TO DO: Each line below either holds the string "children" or doesn't. Count those that do and give only the number.
◇ ◇ ◇ ◇ ◇
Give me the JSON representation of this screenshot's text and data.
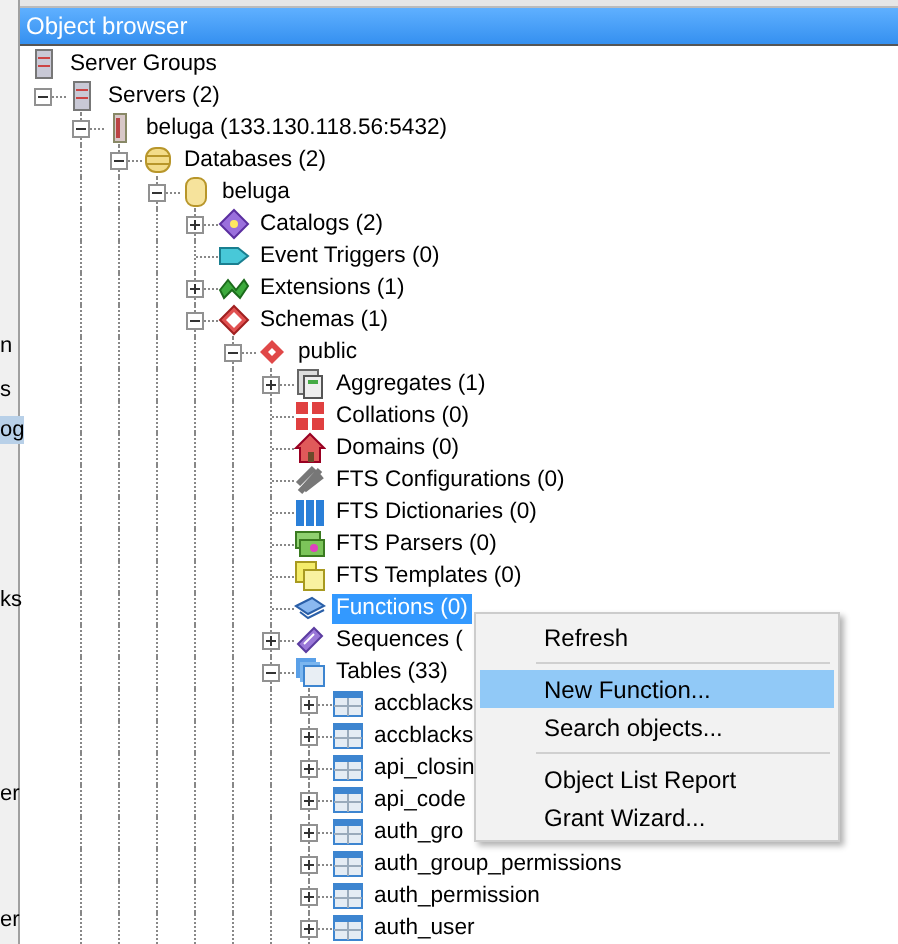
{
  "background_window": {
    "fragments": [
      {
        "text": "n",
        "selected": false
      },
      {
        "text": "s",
        "selected": false
      },
      {
        "text": "og",
        "selected": true
      },
      {
        "text": "ks",
        "selected": false
      },
      {
        "text": "er",
        "selected": false
      },
      {
        "text": "er",
        "selected": false
      }
    ]
  },
  "panel": {
    "title": "Object browser"
  },
  "tree": [
    {
      "label": "Server Groups",
      "kind": "server-group",
      "selected": false,
      "children": [
        {
          "label": "Servers (2)",
          "kind": "server-group",
          "leaf": false,
          "expanded": true,
          "selected": false,
          "children": [
            {
              "label": "beluga (133.130.118.56:5432)",
              "kind": "server",
              "leaf": false,
              "expanded": true,
              "selected": false,
              "children": [
                {
                  "label": "Databases (2)",
                  "kind": "database-group",
                  "leaf": false,
                  "expanded": true,
                  "selected": false,
                  "children": [
                    {
                      "label": "beluga",
                      "kind": "database",
                      "leaf": false,
                      "expanded": true,
                      "selected": false,
                      "children": [
                        {
                          "label": "Catalogs (2)",
                          "kind": "catalog",
                          "leaf": false,
                          "expanded": false,
                          "selected": false
                        },
                        {
                          "label": "Event Triggers (0)",
                          "kind": "trigger",
                          "leaf": true,
                          "expanded": false,
                          "selected": false
                        },
                        {
                          "label": "Extensions (1)",
                          "kind": "extension",
                          "leaf": false,
                          "expanded": false,
                          "selected": false
                        },
                        {
                          "label": "Schemas (1)",
                          "kind": "schema-group",
                          "leaf": false,
                          "expanded": true,
                          "selected": false,
                          "children": [
                            {
                              "label": "public",
                              "kind": "schema",
                              "leaf": false,
                              "expanded": true,
                              "selected": false,
                              "children": [
                                {
                                  "label": "Aggregates (1)",
                                  "kind": "aggregate",
                                  "leaf": false,
                                  "expanded": false,
                                  "selected": false
                                },
                                {
                                  "label": "Collations (0)",
                                  "kind": "collation",
                                  "leaf": true,
                                  "expanded": false,
                                  "selected": false
                                },
                                {
                                  "label": "Domains (0)",
                                  "kind": "domain",
                                  "leaf": true,
                                  "expanded": false,
                                  "selected": false
                                },
                                {
                                  "label": "FTS Configurations (0)",
                                  "kind": "fts-config",
                                  "leaf": true,
                                  "expanded": false,
                                  "selected": false
                                },
                                {
                                  "label": "FTS Dictionaries (0)",
                                  "kind": "fts-dict",
                                  "leaf": true,
                                  "expanded": false,
                                  "selected": false
                                },
                                {
                                  "label": "FTS Parsers (0)",
                                  "kind": "fts-parser",
                                  "leaf": true,
                                  "expanded": false,
                                  "selected": false
                                },
                                {
                                  "label": "FTS Templates (0)",
                                  "kind": "fts-template",
                                  "leaf": true,
                                  "expanded": false,
                                  "selected": false
                                },
                                {
                                  "label": "Functions (0)",
                                  "kind": "function",
                                  "leaf": true,
                                  "expanded": false,
                                  "selected": true
                                },
                                {
                                  "label": "Sequences (",
                                  "kind": "sequence",
                                  "leaf": false,
                                  "expanded": false,
                                  "selected": false
                                },
                                {
                                  "label": "Tables (33)",
                                  "kind": "table-group",
                                  "leaf": false,
                                  "expanded": true,
                                  "selected": false,
                                  "children": [
                                    {
                                      "label": "accblacks",
                                      "kind": "table",
                                      "leaf": false,
                                      "expanded": false,
                                      "selected": false
                                    },
                                    {
                                      "label": "accblacks",
                                      "kind": "table",
                                      "leaf": false,
                                      "expanded": false,
                                      "selected": false
                                    },
                                    {
                                      "label": "api_closin",
                                      "kind": "table",
                                      "leaf": false,
                                      "expanded": false,
                                      "selected": false
                                    },
                                    {
                                      "label": "api_code",
                                      "kind": "table",
                                      "leaf": false,
                                      "expanded": false,
                                      "selected": false
                                    },
                                    {
                                      "label": "auth_gro",
                                      "kind": "table",
                                      "leaf": false,
                                      "expanded": false,
                                      "selected": false
                                    },
                                    {
                                      "label": "auth_group_permissions",
                                      "kind": "table",
                                      "leaf": false,
                                      "expanded": false,
                                      "selected": false
                                    },
                                    {
                                      "label": "auth_permission",
                                      "kind": "table",
                                      "leaf": false,
                                      "expanded": false,
                                      "selected": false
                                    },
                                    {
                                      "label": "auth_user",
                                      "kind": "table",
                                      "leaf": false,
                                      "expanded": false,
                                      "selected": false
                                    }
                                  ]
                                }
                              ]
                            }
                          ]
                        }
                      ]
                    }
                  ]
                }
              ]
            }
          ]
        }
      ]
    }
  ],
  "context_menu": [
    {
      "kind": "item",
      "label": "Refresh",
      "selected": false
    },
    {
      "kind": "separator"
    },
    {
      "kind": "item",
      "label": "New Function...",
      "selected": true
    },
    {
      "kind": "item",
      "label": "Search objects...",
      "selected": false
    },
    {
      "kind": "separator"
    },
    {
      "kind": "item",
      "label": "Object List Report",
      "selected": false
    },
    {
      "kind": "item",
      "label": "Grant Wizard...",
      "selected": false
    }
  ]
}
◇ ◇ ◇ ◇ ◇
WRITTEN REPLY: 8